**To be done**
Please give the data below again in full, exactly as it stands.

**Listed records**
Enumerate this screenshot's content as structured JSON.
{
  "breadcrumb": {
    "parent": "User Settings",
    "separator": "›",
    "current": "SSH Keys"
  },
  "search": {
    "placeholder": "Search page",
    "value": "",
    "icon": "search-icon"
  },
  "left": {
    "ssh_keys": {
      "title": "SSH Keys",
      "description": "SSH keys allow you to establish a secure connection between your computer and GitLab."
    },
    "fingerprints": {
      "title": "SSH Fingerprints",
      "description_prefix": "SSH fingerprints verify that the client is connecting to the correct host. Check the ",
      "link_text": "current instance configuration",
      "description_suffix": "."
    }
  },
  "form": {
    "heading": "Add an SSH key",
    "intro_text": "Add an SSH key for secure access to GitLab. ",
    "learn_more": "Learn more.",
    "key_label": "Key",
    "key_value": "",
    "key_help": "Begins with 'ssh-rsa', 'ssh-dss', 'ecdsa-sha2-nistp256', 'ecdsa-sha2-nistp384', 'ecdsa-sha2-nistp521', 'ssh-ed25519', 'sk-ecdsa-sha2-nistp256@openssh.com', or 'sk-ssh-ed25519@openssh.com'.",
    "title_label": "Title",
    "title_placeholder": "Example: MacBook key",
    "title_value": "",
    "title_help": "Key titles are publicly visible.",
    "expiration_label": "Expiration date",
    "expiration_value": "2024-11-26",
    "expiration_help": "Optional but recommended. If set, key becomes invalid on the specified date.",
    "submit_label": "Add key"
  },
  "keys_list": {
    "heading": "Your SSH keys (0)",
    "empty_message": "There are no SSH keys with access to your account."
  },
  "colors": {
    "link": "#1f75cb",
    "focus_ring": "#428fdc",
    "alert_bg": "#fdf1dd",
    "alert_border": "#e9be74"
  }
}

**Response to this task**
Enumerate this screenshot's content as structured JSON.
{
  "breadcrumb": {
    "parent": "User Settings",
    "separator": "›",
    "current": "SSH Keys"
  },
  "search": {
    "placeholder": "Search page",
    "value": "",
    "icon": "search-icon"
  },
  "left": {
    "ssh_keys": {
      "title": "SSH Keys",
      "description": "SSH keys allow you to establish a secure connection between your computer and GitLab."
    },
    "fingerprints": {
      "title": "SSH Fingerprints",
      "description_prefix": "SSH fingerprints verify that the client is connecting to the correct host. Check the ",
      "link_text": "current instance configuration",
      "description_suffix": "."
    }
  },
  "form": {
    "heading": "Add an SSH key",
    "intro_text": "Add an SSH key for secure access to GitLab. ",
    "learn_more": "Learn more.",
    "key_label": "Key",
    "key_value": "",
    "key_help": "Begins with 'ssh-rsa', 'ssh-dss', 'ecdsa-sha2-nistp256', 'ecdsa-sha2-nistp384', 'ecdsa-sha2-nistp521', 'ssh-ed25519', 'sk-ecdsa-sha2-nistp256@openssh.com', or 'sk-ssh-ed25519@openssh.com'.",
    "title_label": "Title",
    "title_placeholder": "Example: MacBook key",
    "title_value": "",
    "title_help": "Key titles are publicly visible.",
    "expiration_label": "Expiration date",
    "expiration_value": "2024-11-26",
    "expiration_help": "Optional but recommended. If set, key becomes invalid on the specified date.",
    "submit_label": "Add key"
  },
  "keys_list": {
    "heading": "Your SSH keys (0)",
    "empty_message": "There are no SSH keys with access to your account."
  },
  "colors": {
    "link": "#1f75cb",
    "focus_ring": "#428fdc",
    "alert_bg": "#fdf1dd",
    "alert_border": "#e9be74"
  }
}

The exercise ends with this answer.